◆ Figure content listings
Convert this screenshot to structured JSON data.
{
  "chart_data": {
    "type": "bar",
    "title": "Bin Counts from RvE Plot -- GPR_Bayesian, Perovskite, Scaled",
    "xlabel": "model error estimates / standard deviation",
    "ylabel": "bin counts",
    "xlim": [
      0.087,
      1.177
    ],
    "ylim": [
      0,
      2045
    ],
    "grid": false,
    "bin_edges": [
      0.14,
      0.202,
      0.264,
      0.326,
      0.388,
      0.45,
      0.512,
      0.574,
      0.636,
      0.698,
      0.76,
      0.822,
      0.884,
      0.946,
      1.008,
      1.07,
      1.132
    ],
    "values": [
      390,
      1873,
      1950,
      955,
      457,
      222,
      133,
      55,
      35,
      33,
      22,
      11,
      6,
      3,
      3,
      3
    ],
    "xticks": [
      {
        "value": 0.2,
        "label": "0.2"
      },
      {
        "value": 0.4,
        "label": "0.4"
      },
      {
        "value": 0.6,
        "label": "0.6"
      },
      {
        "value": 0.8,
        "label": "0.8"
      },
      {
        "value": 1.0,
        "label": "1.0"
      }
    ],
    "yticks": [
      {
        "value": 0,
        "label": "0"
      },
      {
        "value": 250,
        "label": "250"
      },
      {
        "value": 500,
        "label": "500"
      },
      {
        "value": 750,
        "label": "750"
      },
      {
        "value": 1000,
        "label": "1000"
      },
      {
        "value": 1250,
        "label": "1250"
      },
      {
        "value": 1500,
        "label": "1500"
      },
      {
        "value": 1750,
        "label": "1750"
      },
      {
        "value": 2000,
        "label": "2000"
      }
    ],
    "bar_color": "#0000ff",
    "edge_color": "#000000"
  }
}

◆ WORK REQUIRED
Return the entries above exactly, each one complete.

◆ CORRECT RESULT
Convert this screenshot to structured JSON data.
{
  "chart_data": {
    "type": "bar",
    "title": "Bin Counts from RvE Plot -- GPR_Bayesian, Perovskite, Scaled",
    "xlabel": "model error estimates / standard deviation",
    "ylabel": "bin counts",
    "xlim": [
      0.087,
      1.177
    ],
    "ylim": [
      0,
      2045
    ],
    "grid": false,
    "bin_edges": [
      0.14,
      0.202,
      0.264,
      0.326,
      0.388,
      0.45,
      0.512,
      0.574,
      0.636,
      0.698,
      0.76,
      0.822,
      0.884,
      0.946,
      1.008,
      1.07,
      1.132
    ],
    "values": [
      390,
      1873,
      1950,
      955,
      457,
      222,
      133,
      55,
      35,
      33,
      22,
      11,
      6,
      3,
      3,
      3
    ],
    "xticks": [
      {
        "value": 0.2,
        "label": "0.2"
      },
      {
        "value": 0.4,
        "label": "0.4"
      },
      {
        "value": 0.6,
        "label": "0.6"
      },
      {
        "value": 0.8,
        "label": "0.8"
      },
      {
        "value": 1.0,
        "label": "1.0"
      }
    ],
    "yticks": [
      {
        "value": 0,
        "label": "0"
      },
      {
        "value": 250,
        "label": "250"
      },
      {
        "value": 500,
        "label": "500"
      },
      {
        "value": 750,
        "label": "750"
      },
      {
        "value": 1000,
        "label": "1000"
      },
      {
        "value": 1250,
        "label": "1250"
      },
      {
        "value": 1500,
        "label": "1500"
      },
      {
        "value": 1750,
        "label": "1750"
      },
      {
        "value": 2000,
        "label": "2000"
      }
    ],
    "bar_color": "#0000ff",
    "edge_color": "#000000"
  }
}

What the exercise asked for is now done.